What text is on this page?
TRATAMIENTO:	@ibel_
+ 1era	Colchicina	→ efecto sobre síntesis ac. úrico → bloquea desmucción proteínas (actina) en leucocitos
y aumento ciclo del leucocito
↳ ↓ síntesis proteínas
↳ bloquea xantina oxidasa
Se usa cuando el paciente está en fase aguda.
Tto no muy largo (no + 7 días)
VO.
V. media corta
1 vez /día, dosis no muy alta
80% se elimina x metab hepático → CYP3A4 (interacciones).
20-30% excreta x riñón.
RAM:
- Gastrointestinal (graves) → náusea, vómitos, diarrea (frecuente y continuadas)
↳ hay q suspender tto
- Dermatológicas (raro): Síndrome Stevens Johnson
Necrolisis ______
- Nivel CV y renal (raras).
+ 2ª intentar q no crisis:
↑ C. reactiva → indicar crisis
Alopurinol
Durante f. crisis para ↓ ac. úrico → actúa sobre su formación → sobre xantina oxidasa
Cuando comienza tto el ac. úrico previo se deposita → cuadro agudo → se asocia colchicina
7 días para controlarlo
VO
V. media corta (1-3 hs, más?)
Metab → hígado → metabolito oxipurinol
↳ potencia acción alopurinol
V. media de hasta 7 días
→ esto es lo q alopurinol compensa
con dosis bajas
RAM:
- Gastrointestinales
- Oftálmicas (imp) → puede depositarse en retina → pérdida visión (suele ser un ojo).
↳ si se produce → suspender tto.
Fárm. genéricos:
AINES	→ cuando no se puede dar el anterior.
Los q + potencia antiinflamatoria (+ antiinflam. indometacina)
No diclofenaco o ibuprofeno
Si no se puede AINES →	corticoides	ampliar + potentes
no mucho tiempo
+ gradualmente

....

**Exercise instructions**
Show every line from the entries above in which "AINES" appears.

**Written response**
AINES	→ cuando no se puede dar el anterior.
Si no se puede AINES →	corticoides	ampliar + potentes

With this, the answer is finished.